**DATA PROVIDED**

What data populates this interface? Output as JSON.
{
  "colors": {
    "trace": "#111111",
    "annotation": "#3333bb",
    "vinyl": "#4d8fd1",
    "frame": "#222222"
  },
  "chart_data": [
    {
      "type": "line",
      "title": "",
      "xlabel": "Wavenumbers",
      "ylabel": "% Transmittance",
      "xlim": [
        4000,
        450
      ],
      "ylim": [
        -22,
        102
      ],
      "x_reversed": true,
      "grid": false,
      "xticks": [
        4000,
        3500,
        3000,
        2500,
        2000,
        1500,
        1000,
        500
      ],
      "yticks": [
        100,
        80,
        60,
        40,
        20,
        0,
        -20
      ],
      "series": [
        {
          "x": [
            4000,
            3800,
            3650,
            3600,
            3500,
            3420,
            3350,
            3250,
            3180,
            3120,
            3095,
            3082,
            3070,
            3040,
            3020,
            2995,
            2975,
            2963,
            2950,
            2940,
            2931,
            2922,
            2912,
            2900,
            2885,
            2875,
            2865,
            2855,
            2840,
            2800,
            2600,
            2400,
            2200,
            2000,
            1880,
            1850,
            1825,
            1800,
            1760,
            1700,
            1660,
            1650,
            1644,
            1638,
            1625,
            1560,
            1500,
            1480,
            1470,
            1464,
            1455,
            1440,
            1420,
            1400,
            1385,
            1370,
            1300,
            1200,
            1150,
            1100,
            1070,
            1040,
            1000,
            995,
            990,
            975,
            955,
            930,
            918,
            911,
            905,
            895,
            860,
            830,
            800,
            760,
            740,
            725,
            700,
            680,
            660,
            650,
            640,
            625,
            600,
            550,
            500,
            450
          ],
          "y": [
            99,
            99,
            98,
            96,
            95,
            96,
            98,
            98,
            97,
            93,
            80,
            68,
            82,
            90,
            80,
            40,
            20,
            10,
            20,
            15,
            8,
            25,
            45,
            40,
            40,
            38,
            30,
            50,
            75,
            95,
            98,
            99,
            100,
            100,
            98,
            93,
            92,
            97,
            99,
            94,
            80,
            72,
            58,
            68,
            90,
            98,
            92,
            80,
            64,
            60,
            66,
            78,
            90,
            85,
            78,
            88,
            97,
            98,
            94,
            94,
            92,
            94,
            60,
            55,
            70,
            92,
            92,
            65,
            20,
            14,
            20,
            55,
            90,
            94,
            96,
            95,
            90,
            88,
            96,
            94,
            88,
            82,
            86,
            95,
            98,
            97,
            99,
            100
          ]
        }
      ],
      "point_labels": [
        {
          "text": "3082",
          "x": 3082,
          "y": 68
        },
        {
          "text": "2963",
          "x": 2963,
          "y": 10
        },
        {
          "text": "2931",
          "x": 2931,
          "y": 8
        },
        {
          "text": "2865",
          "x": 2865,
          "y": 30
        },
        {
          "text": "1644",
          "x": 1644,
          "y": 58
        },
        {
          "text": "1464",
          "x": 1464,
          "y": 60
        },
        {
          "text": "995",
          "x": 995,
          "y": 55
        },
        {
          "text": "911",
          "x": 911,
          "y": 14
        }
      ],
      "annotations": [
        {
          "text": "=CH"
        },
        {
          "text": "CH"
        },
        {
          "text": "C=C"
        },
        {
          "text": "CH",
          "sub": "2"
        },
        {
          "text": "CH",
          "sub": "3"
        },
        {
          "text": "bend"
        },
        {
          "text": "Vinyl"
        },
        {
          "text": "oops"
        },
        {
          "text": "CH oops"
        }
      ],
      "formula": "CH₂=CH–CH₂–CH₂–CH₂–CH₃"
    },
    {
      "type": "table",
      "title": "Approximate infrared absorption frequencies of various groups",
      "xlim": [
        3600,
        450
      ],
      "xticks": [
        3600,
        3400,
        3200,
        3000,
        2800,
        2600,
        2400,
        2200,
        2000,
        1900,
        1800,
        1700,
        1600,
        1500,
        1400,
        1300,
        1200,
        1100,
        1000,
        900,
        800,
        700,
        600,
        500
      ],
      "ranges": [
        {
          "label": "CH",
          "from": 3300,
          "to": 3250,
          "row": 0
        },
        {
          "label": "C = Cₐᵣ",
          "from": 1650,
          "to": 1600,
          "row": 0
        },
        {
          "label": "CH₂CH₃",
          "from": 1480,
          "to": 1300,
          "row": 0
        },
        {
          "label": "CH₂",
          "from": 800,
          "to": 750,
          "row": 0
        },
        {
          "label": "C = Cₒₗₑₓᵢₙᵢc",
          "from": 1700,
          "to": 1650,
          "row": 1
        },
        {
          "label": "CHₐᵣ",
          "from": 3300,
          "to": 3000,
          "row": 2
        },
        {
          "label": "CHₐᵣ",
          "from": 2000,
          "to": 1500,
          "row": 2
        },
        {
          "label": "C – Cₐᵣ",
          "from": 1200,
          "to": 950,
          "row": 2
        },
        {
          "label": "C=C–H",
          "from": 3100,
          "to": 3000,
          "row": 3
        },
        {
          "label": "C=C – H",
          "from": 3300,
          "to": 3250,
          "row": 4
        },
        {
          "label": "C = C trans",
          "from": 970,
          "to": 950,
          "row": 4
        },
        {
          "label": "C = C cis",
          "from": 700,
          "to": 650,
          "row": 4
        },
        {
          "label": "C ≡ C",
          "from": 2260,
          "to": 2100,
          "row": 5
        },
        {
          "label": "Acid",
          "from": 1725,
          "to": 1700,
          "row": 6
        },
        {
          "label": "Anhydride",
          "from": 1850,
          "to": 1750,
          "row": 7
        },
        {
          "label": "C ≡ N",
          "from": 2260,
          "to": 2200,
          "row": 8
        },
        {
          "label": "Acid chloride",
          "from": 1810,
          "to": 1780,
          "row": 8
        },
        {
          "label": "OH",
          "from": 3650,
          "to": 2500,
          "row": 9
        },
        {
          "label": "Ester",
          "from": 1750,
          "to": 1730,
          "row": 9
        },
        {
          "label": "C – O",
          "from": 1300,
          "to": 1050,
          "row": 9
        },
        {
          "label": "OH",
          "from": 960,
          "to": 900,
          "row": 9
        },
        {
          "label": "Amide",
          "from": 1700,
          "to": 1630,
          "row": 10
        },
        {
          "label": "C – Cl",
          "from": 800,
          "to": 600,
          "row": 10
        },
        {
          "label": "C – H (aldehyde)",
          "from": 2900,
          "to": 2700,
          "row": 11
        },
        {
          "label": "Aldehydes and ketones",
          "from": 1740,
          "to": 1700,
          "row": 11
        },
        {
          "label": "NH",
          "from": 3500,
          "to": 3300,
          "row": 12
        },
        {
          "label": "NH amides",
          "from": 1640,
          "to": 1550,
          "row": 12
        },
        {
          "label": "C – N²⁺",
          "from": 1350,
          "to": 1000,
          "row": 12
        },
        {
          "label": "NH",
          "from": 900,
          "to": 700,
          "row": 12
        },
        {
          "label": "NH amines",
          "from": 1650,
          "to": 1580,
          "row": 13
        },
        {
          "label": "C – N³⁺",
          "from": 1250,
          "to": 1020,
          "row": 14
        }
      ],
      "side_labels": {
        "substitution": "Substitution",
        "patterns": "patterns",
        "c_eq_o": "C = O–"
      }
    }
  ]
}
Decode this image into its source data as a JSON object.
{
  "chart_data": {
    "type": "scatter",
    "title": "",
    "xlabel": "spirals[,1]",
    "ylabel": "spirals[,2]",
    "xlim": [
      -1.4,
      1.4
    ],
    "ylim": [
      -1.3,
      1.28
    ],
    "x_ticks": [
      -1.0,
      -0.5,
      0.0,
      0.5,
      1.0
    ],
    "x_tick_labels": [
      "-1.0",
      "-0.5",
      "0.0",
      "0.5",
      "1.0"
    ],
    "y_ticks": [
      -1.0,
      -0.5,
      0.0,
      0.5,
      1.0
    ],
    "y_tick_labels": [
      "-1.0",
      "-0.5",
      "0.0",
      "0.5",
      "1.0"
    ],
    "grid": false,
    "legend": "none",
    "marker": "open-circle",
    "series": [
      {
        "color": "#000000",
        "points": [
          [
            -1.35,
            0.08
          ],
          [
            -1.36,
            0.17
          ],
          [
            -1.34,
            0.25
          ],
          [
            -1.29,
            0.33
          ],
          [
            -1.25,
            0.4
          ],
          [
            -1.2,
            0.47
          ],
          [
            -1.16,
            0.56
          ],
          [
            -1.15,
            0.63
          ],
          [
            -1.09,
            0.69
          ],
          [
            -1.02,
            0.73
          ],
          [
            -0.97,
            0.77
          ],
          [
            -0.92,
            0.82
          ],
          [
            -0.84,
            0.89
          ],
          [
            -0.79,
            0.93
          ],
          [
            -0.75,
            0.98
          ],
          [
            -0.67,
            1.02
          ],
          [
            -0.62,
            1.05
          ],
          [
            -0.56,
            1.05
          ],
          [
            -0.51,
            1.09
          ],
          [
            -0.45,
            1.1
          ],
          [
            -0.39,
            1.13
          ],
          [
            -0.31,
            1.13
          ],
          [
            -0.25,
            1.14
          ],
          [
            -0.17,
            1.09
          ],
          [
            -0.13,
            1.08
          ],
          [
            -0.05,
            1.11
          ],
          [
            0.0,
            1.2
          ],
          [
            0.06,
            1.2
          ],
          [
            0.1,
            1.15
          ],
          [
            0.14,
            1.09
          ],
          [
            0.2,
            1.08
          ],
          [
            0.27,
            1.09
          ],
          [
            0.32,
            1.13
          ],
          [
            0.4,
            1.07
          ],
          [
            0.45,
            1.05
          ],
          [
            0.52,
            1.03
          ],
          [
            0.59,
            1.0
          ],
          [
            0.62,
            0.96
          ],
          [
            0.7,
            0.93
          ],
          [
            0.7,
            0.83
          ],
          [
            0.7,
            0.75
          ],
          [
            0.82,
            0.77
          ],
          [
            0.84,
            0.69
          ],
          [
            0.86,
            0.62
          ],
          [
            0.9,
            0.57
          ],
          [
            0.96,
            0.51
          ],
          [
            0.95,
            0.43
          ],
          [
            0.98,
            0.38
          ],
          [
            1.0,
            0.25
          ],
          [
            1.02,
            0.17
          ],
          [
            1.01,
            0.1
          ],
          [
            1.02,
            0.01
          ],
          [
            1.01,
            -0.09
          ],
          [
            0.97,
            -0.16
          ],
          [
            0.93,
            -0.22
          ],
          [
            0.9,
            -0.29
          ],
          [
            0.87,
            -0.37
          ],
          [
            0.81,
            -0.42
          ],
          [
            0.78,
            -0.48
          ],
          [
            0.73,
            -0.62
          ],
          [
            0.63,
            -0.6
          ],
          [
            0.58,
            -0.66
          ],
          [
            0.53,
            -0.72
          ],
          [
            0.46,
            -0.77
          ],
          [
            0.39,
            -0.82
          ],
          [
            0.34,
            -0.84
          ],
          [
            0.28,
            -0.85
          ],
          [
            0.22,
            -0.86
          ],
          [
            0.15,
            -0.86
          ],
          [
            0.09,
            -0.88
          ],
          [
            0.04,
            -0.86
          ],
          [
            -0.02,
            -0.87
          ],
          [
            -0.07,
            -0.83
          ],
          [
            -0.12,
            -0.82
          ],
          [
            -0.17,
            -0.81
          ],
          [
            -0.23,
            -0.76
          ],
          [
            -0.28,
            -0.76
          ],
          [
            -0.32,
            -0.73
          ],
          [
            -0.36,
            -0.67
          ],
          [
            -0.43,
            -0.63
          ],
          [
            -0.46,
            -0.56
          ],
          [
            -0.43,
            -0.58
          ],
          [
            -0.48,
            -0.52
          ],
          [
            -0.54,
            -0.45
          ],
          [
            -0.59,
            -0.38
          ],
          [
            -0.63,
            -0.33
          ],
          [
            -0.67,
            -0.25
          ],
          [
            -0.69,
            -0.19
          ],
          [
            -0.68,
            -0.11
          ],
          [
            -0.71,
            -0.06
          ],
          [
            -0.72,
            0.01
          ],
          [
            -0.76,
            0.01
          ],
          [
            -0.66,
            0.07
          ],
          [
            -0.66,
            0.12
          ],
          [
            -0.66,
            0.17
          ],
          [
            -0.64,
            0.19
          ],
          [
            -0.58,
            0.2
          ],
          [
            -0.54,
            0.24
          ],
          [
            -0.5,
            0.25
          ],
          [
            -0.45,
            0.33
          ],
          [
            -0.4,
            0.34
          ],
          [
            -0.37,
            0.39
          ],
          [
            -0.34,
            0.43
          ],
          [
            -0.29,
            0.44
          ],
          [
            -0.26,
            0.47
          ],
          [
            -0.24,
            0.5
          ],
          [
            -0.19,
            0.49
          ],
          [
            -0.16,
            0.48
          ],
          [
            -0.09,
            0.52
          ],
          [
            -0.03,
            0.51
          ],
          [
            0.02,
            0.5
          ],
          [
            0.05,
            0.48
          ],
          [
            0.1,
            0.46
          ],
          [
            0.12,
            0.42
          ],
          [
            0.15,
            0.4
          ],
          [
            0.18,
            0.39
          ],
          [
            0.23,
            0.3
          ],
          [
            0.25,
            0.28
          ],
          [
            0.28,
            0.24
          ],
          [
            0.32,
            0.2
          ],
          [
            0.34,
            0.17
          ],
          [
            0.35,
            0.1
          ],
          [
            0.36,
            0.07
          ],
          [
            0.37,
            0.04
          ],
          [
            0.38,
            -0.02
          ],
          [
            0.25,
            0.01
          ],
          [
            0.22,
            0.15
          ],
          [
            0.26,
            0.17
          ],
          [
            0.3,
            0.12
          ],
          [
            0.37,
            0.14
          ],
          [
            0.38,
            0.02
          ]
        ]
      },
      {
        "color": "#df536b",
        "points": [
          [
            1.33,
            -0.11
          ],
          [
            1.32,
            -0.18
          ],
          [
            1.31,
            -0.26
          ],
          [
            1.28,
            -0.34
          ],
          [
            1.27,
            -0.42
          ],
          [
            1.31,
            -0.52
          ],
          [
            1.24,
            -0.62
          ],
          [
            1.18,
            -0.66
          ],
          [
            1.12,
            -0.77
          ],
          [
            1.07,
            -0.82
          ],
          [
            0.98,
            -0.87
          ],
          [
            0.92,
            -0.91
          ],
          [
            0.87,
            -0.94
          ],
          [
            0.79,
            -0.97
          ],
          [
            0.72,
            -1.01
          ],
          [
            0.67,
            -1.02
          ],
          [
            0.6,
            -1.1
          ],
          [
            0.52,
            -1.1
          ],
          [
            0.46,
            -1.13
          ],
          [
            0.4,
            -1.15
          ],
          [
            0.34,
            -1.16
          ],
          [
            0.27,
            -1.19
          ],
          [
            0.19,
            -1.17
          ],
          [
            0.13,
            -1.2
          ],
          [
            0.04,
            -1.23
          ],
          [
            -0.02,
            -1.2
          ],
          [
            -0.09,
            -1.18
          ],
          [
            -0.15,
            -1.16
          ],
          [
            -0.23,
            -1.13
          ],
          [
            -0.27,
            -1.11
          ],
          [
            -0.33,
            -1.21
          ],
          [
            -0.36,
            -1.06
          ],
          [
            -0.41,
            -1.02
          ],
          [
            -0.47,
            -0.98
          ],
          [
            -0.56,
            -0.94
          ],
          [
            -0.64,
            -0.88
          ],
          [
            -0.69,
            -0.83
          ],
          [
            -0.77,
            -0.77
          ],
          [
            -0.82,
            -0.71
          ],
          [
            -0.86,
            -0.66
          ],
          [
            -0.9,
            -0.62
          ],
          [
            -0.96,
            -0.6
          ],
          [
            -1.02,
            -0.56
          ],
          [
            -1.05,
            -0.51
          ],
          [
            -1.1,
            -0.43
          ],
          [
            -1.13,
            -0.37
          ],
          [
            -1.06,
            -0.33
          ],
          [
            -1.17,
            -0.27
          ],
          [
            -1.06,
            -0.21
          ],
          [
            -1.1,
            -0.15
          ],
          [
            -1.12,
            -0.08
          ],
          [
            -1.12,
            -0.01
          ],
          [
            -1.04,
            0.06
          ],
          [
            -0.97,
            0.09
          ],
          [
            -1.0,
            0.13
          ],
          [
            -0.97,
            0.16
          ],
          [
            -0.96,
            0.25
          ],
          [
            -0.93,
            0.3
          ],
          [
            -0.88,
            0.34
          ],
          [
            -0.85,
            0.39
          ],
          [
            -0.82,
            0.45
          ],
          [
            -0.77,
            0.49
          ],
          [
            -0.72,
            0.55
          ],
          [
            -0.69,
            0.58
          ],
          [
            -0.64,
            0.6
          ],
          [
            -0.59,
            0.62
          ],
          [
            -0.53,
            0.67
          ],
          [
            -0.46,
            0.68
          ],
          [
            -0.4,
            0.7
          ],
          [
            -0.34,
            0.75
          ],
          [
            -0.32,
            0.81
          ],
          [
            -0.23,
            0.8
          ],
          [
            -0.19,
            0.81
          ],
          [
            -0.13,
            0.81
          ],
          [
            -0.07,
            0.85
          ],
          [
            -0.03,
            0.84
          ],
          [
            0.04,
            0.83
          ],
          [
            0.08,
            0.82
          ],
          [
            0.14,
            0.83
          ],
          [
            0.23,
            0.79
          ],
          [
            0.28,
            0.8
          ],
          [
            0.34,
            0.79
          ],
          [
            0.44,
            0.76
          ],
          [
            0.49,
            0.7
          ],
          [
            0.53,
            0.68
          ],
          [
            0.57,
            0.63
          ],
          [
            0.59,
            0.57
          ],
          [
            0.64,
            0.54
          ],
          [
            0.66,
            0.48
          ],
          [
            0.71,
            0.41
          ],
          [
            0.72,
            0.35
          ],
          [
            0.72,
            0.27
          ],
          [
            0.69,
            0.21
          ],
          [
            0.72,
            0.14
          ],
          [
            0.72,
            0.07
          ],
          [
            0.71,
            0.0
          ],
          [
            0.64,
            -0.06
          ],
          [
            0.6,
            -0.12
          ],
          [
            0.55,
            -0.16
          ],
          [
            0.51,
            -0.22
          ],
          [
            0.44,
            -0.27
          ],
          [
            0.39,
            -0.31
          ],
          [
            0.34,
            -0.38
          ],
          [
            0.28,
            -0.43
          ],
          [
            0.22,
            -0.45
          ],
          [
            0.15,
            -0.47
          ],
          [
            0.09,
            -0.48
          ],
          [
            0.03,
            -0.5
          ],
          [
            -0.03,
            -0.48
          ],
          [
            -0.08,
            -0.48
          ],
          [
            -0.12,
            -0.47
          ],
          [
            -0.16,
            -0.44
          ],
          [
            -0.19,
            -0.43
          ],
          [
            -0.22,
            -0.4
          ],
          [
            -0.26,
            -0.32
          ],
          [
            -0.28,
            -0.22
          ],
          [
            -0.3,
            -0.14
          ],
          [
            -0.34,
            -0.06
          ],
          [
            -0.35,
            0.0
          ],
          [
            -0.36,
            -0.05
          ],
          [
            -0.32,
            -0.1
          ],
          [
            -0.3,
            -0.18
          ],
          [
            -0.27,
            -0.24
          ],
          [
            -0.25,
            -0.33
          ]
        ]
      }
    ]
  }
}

**REQUIRED WORK**
In the entries above, find each line with the word "JSON" and copy it.

**ANSWER TO THE TASK**
What data populates this interface? Output as JSON.
Decode this image into its source data as a JSON object.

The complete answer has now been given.